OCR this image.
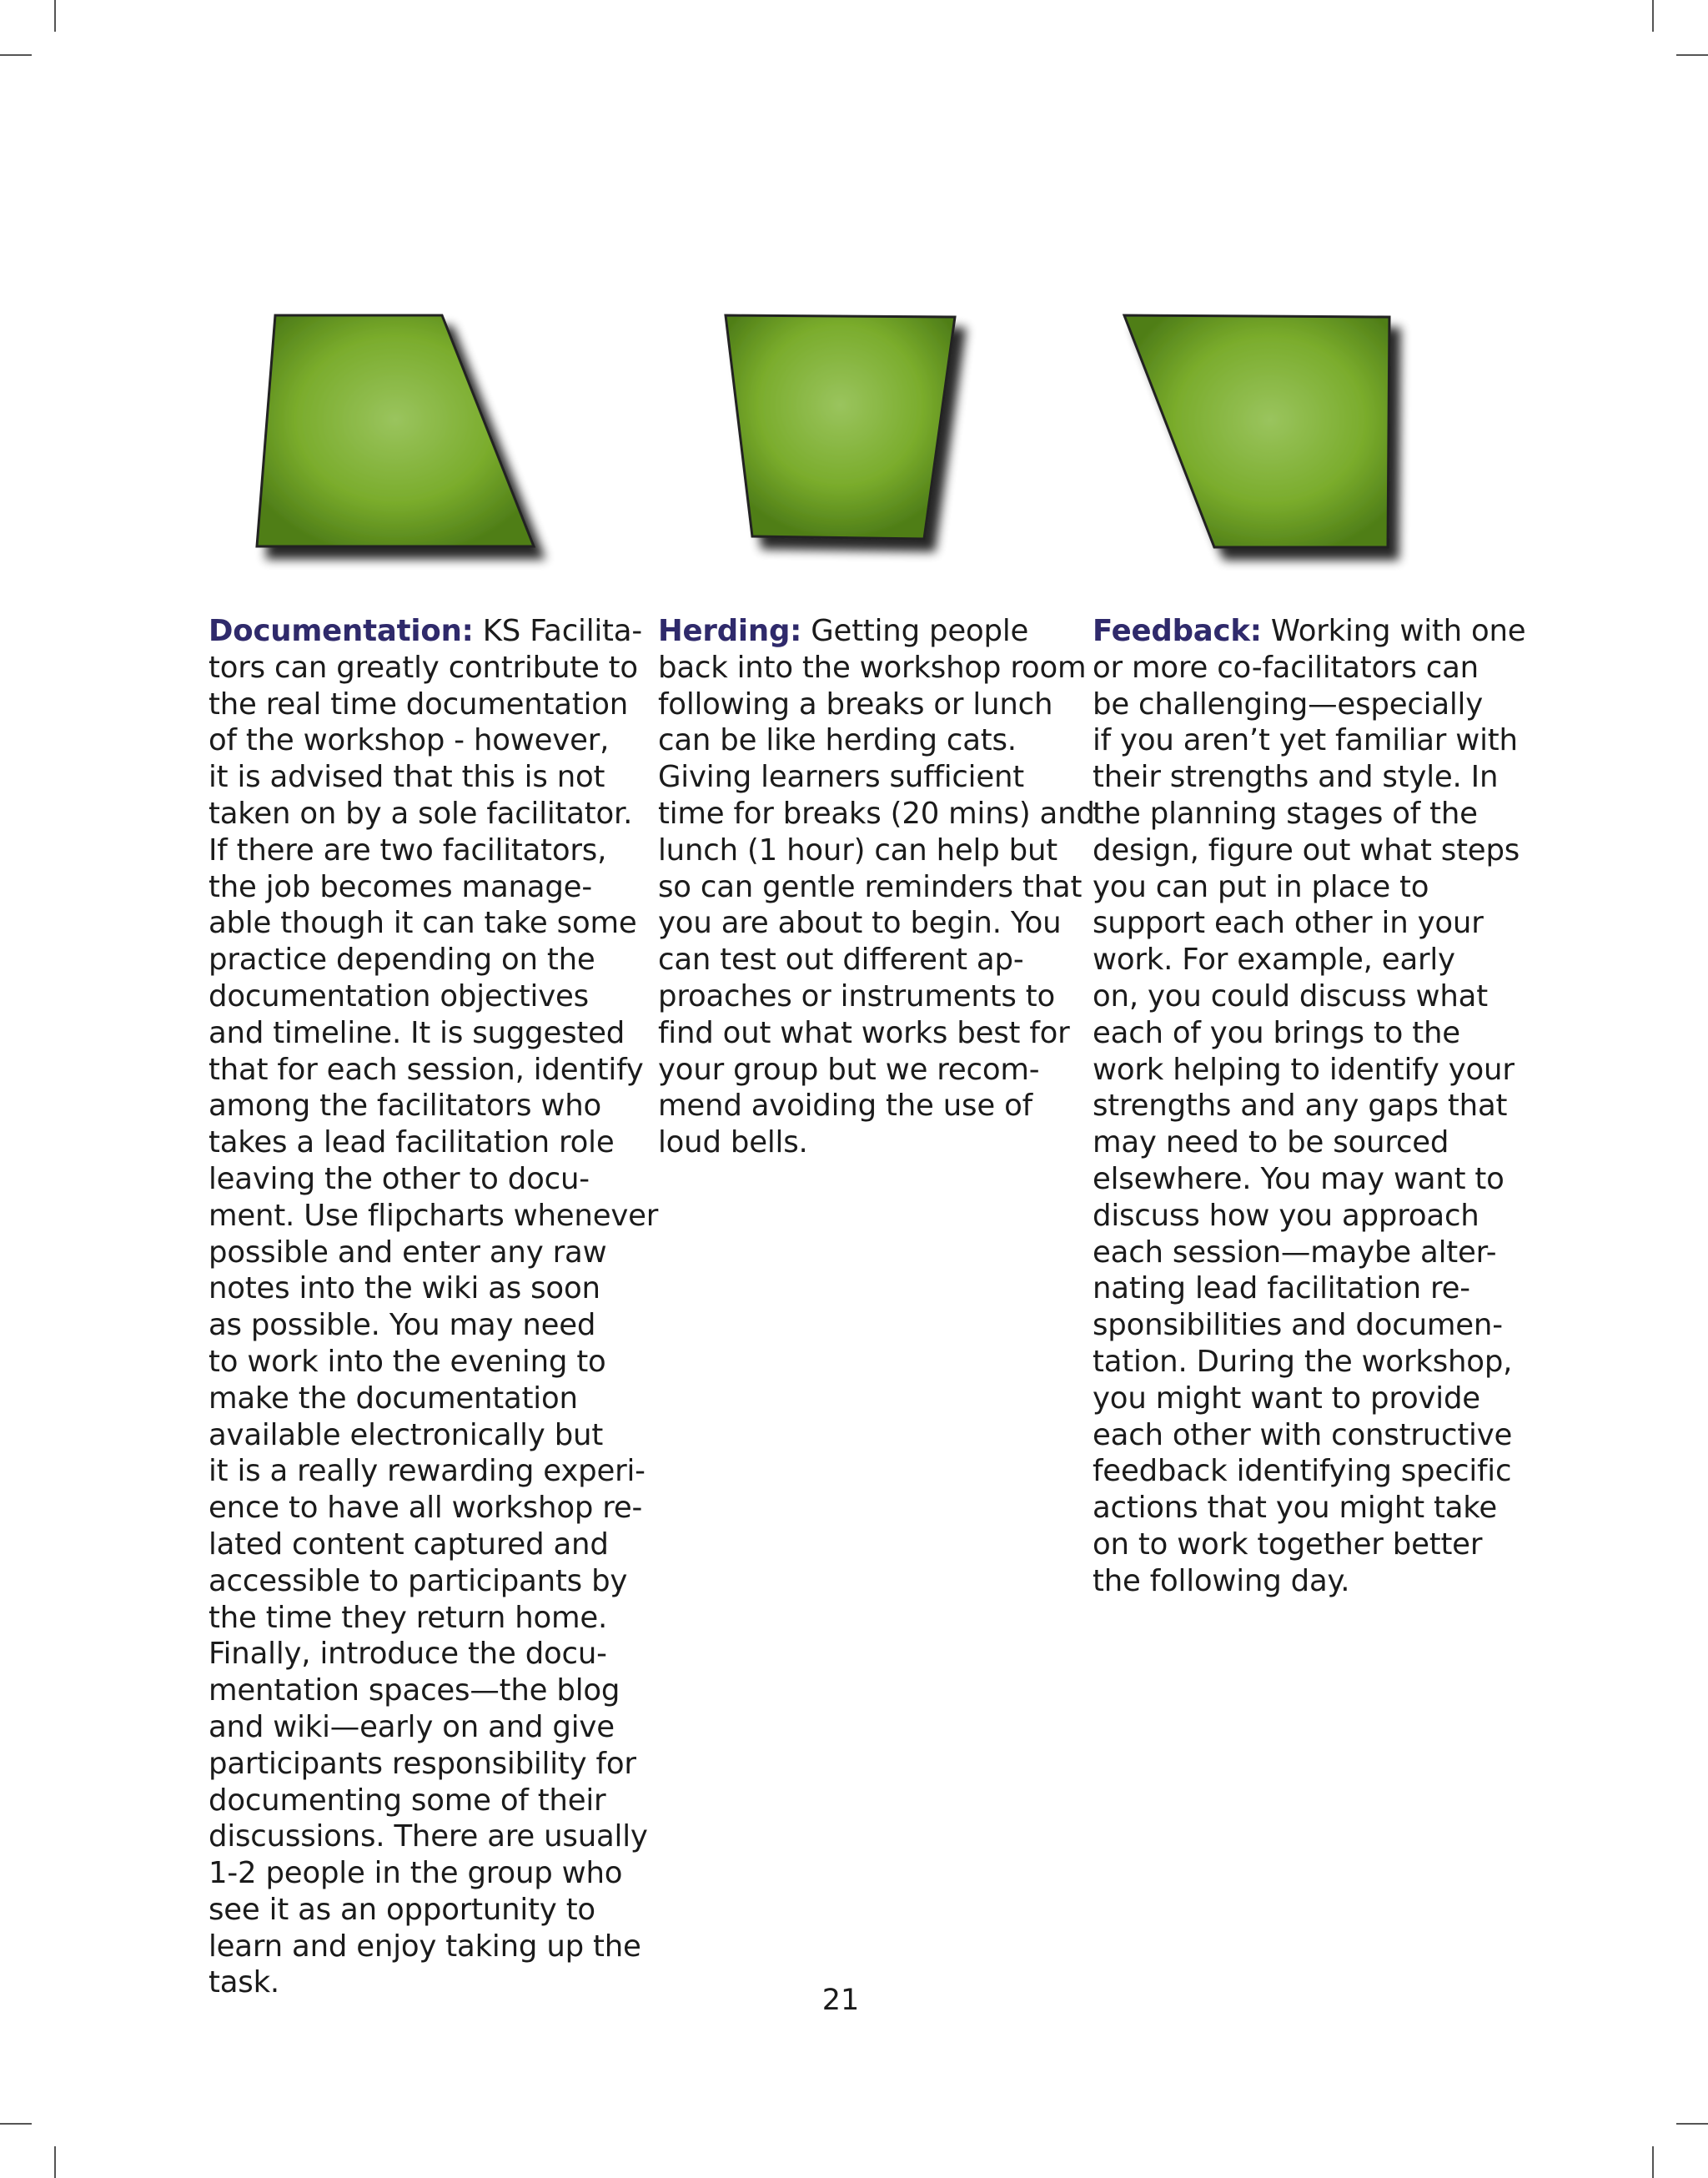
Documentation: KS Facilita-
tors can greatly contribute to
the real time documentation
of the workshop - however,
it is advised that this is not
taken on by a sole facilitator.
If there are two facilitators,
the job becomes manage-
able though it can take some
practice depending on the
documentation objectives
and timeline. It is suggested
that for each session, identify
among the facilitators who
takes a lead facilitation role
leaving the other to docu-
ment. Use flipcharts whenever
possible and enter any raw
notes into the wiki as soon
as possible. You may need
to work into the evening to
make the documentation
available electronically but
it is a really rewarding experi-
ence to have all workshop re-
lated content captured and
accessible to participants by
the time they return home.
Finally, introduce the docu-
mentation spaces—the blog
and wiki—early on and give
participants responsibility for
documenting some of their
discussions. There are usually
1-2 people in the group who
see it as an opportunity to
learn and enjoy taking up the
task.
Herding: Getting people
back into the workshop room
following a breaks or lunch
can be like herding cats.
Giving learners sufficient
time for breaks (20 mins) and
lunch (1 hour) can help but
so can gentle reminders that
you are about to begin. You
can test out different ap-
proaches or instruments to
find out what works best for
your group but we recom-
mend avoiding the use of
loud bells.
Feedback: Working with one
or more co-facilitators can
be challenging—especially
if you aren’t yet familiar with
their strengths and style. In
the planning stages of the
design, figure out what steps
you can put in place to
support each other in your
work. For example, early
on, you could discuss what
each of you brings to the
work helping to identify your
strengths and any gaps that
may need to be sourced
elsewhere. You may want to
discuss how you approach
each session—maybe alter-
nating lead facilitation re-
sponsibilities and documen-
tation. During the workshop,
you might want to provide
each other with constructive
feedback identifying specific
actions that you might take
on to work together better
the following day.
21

════════

OBJECTIVE:
Please set down each line of the data above exactly as written, without the pictures.

REPLY:
OCR this image.
Documentation: KS Facilita-
tors can greatly contribute to
the real time documentation
of the workshop - however,
it is advised that this is not
taken on by a sole facilitator.
If there are two facilitators,
the job becomes manage-
able though it can take some
practice depending on the
documentation objectives
and timeline. It is suggested
that for each session, identify
among the facilitators who
takes a lead facilitation role
leaving the other to docu-
ment. Use flipcharts whenever
possible and enter any raw
notes into the wiki as soon
as possible. You may need
to work into the evening to
make the documentation
available electronically but
it is a really rewarding experi-
ence to have all workshop re-
lated content captured and
accessible to participants by
the time they return home.
Finally, introduce the docu-
mentation spaces—the blog
and wiki—early on and give
participants responsibility for
documenting some of their
discussions. There are usually
1-2 people in the group who
see it as an opportunity to
learn and enjoy taking up the
task.
Herding: Getting people
back into the workshop room
following a breaks or lunch
can be like herding cats.
Giving learners sufficient
time for breaks (20 mins) and
lunch (1 hour) can help but
so can gentle reminders that
you are about to begin. You
can test out different ap-
proaches or instruments to
find out what works best for
your group but we recom-
mend avoiding the use of
loud bells.
Feedback: Working with one
or more co-facilitators can
be challenging—especially
if you aren’t yet familiar with
their strengths and style. In
the planning stages of the
design, figure out what steps
you can put in place to
support each other in your
work. For example, early
on, you could discuss what
each of you brings to the
work helping to identify your
strengths and any gaps that
may need to be sourced
elsewhere. You may want to
discuss how you approach
each session—maybe alter-
nating lead facilitation re-
sponsibilities and documen-
tation. During the workshop,
you might want to provide
each other with constructive
feedback identifying specific
actions that you might take
on to work together better
the following day.
21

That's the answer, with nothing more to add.